(Stored data)
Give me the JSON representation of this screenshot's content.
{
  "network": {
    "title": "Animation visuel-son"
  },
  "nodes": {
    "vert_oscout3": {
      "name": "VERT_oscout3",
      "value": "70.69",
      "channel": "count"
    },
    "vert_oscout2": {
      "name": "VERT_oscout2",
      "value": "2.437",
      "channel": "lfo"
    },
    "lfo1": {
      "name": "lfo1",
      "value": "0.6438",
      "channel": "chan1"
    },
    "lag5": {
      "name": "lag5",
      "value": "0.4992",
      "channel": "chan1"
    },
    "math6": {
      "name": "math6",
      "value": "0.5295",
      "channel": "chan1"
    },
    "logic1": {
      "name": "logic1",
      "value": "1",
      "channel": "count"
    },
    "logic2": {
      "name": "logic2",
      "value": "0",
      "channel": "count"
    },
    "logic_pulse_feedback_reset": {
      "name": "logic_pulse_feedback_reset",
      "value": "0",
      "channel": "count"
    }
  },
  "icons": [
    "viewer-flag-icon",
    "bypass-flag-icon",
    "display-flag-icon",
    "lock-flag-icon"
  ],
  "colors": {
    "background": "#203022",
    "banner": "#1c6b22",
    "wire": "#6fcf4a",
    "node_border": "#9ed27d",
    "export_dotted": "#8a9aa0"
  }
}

TASK TO COMPLETE: Retype the records in full. Keep every line identical to the original.

RIGHT ANSWER:
Give me the JSON representation of this screenshot's content.
{
  "network": {
    "title": "Animation visuel-son"
  },
  "nodes": {
    "vert_oscout3": {
      "name": "VERT_oscout3",
      "value": "70.69",
      "channel": "count"
    },
    "vert_oscout2": {
      "name": "VERT_oscout2",
      "value": "2.437",
      "channel": "lfo"
    },
    "lfo1": {
      "name": "lfo1",
      "value": "0.6438",
      "channel": "chan1"
    },
    "lag5": {
      "name": "lag5",
      "value": "0.4992",
      "channel": "chan1"
    },
    "math6": {
      "name": "math6",
      "value": "0.5295",
      "channel": "chan1"
    },
    "logic1": {
      "name": "logic1",
      "value": "1",
      "channel": "count"
    },
    "logic2": {
      "name": "logic2",
      "value": "0",
      "channel": "count"
    },
    "logic_pulse_feedback_reset": {
      "name": "logic_pulse_feedback_reset",
      "value": "0",
      "channel": "count"
    }
  },
  "icons": [
    "viewer-flag-icon",
    "bypass-flag-icon",
    "display-flag-icon",
    "lock-flag-icon"
  ],
  "colors": {
    "background": "#203022",
    "banner": "#1c6b22",
    "wire": "#6fcf4a",
    "node_border": "#9ed27d",
    "export_dotted": "#8a9aa0"
  }
}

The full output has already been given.